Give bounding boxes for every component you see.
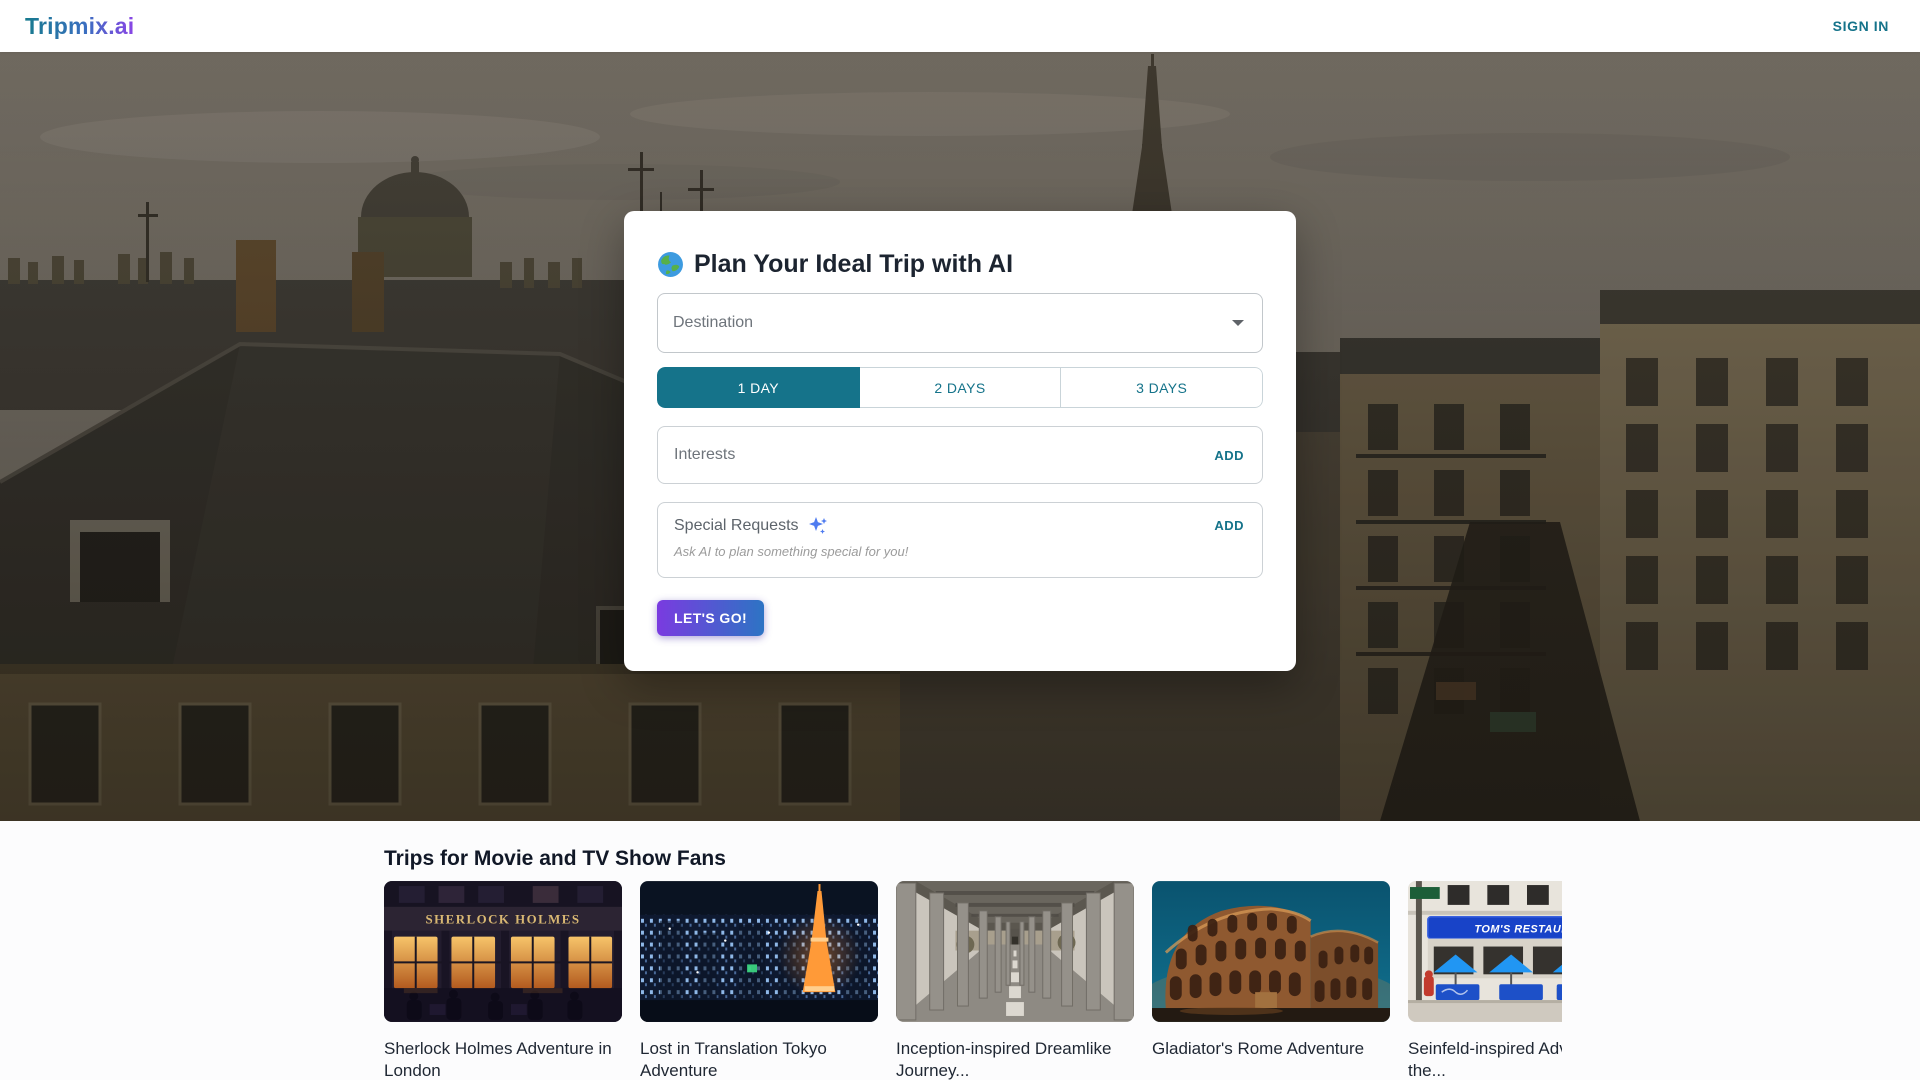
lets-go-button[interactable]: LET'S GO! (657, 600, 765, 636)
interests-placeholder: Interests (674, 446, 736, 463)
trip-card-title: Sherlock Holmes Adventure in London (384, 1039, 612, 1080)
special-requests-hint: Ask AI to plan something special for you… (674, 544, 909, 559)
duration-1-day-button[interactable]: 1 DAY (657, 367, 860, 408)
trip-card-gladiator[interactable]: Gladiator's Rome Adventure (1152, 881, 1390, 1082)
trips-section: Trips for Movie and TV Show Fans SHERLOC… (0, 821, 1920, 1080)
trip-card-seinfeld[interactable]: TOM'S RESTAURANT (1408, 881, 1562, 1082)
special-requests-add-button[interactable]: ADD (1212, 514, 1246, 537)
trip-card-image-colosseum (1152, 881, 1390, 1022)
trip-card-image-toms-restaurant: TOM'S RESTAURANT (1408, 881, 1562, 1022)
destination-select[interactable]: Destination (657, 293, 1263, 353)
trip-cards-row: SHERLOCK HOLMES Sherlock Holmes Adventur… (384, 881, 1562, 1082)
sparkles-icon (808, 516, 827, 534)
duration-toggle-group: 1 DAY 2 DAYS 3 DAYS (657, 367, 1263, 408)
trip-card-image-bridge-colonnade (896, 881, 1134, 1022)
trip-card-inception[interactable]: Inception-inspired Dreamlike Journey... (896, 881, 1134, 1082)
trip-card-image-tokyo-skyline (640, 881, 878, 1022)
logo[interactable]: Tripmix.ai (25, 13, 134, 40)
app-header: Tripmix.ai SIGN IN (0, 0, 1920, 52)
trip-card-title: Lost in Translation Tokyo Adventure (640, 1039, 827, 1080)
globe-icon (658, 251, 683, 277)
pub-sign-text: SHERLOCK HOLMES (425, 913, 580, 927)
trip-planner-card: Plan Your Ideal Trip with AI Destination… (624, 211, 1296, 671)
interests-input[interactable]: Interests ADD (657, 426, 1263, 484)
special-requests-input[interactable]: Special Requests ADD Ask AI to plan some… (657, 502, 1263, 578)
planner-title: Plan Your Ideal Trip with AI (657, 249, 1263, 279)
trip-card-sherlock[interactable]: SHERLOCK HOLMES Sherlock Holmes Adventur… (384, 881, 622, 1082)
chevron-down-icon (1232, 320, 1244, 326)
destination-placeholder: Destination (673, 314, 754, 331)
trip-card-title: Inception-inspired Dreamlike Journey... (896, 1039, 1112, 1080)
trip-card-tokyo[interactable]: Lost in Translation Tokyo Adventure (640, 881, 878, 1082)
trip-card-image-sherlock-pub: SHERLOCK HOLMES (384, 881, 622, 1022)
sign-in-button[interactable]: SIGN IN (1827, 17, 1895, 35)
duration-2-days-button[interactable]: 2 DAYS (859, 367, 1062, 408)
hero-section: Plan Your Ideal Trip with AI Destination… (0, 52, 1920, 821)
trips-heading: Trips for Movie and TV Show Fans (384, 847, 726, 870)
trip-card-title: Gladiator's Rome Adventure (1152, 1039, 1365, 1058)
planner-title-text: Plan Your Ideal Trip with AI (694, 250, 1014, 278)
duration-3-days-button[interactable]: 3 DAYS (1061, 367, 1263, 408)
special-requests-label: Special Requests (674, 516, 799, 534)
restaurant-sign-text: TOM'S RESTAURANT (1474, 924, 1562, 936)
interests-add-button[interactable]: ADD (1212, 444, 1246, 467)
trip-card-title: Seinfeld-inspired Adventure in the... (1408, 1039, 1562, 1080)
§ §
§ **Task directions**
Can you print, word for word, the lines of the material from the one containing "lets-go-button[interactable]: LET'S GO!" through the one containing "trip-card-image-toms-restaurant: TOM'S RESTAURANT", including both of those lines?

§ **Finished task**
lets-go-button[interactable]: LET'S GO! (657, 600, 765, 636)
interests-placeholder: Interests (674, 446, 736, 463)
trip-card-title: Sherlock Holmes Adventure in London (384, 1039, 612, 1080)
special-requests-hint: Ask AI to plan something special for you… (674, 544, 909, 559)
duration-1-day-button[interactable]: 1 DAY (657, 367, 860, 408)
trip-card-gladiator[interactable]: Gladiator's Rome Adventure (1152, 881, 1390, 1082)
trips-section: Trips for Movie and TV Show Fans SHERLOC… (0, 821, 1920, 1080)
trip-card-seinfeld[interactable]: TOM'S RESTAURANT (1408, 881, 1562, 1082)
special-requests-add-button[interactable]: ADD (1212, 514, 1246, 537)
trip-card-image-colosseum (1152, 881, 1390, 1022)
trip-card-image-toms-restaurant: TOM'S RESTAURANT (1408, 881, 1562, 1022)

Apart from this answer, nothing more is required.